**GIVEN INSTRUCTION**: Find and return each line containing "name".
_ _ _ _ _
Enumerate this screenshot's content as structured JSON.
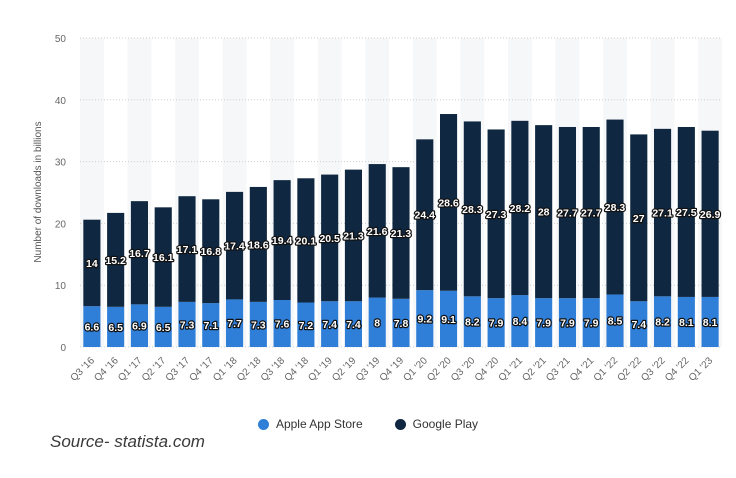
{
  "chart_data": {
    "type": "bar",
    "stacked": true,
    "categories": [
      "Q3 '16",
      "Q4 '16",
      "Q1 '17",
      "Q2 '17",
      "Q3 '17",
      "Q4 '17",
      "Q1 '18",
      "Q2 '18",
      "Q3 '18",
      "Q4 '18",
      "Q1 '19",
      "Q2 '19",
      "Q3 '19",
      "Q4 '19",
      "Q1 '20",
      "Q2 '20",
      "Q3 '20",
      "Q4 '20",
      "Q1 '21",
      "Q2 '21",
      "Q3 '21",
      "Q4 '21",
      "Q1 '22",
      "Q2 '22",
      "Q3 '22",
      "Q4 '22",
      "Q1 '23"
    ],
    "series": [
      {
        "name": "Apple App Store",
        "color": "#2f7ed8",
        "values": [
          6.6,
          6.5,
          6.9,
          6.5,
          7.3,
          7.1,
          7.7,
          7.3,
          7.6,
          7.2,
          7.4,
          7.4,
          8,
          7.8,
          9.2,
          9.1,
          8.2,
          7.9,
          8.4,
          7.9,
          7.9,
          7.9,
          8.5,
          7.4,
          8.2,
          8.1,
          8.1
        ]
      },
      {
        "name": "Google Play",
        "color": "#0f2740",
        "values": [
          14,
          15.2,
          16.7,
          16.1,
          17.1,
          16.8,
          17.4,
          18.6,
          19.4,
          20.1,
          20.5,
          21.3,
          21.6,
          21.3,
          24.4,
          28.6,
          28.3,
          27.3,
          28.2,
          28,
          27.7,
          27.7,
          28.3,
          27,
          27.1,
          27.5,
          26.9
        ]
      }
    ],
    "ylabel": "Number of downloads in billions",
    "ylim": [
      0,
      50
    ],
    "yticks": [
      0,
      10,
      20,
      30,
      40,
      50
    ],
    "grid": "horizontal dotted",
    "legend_position": "bottom-center",
    "data_labels": true
  },
  "source": "Source- statista.com"
}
_ _ _ _ _
**WRITTEN SOLUTION**:
        "name": "Apple App Store",
        "name": "Google Play",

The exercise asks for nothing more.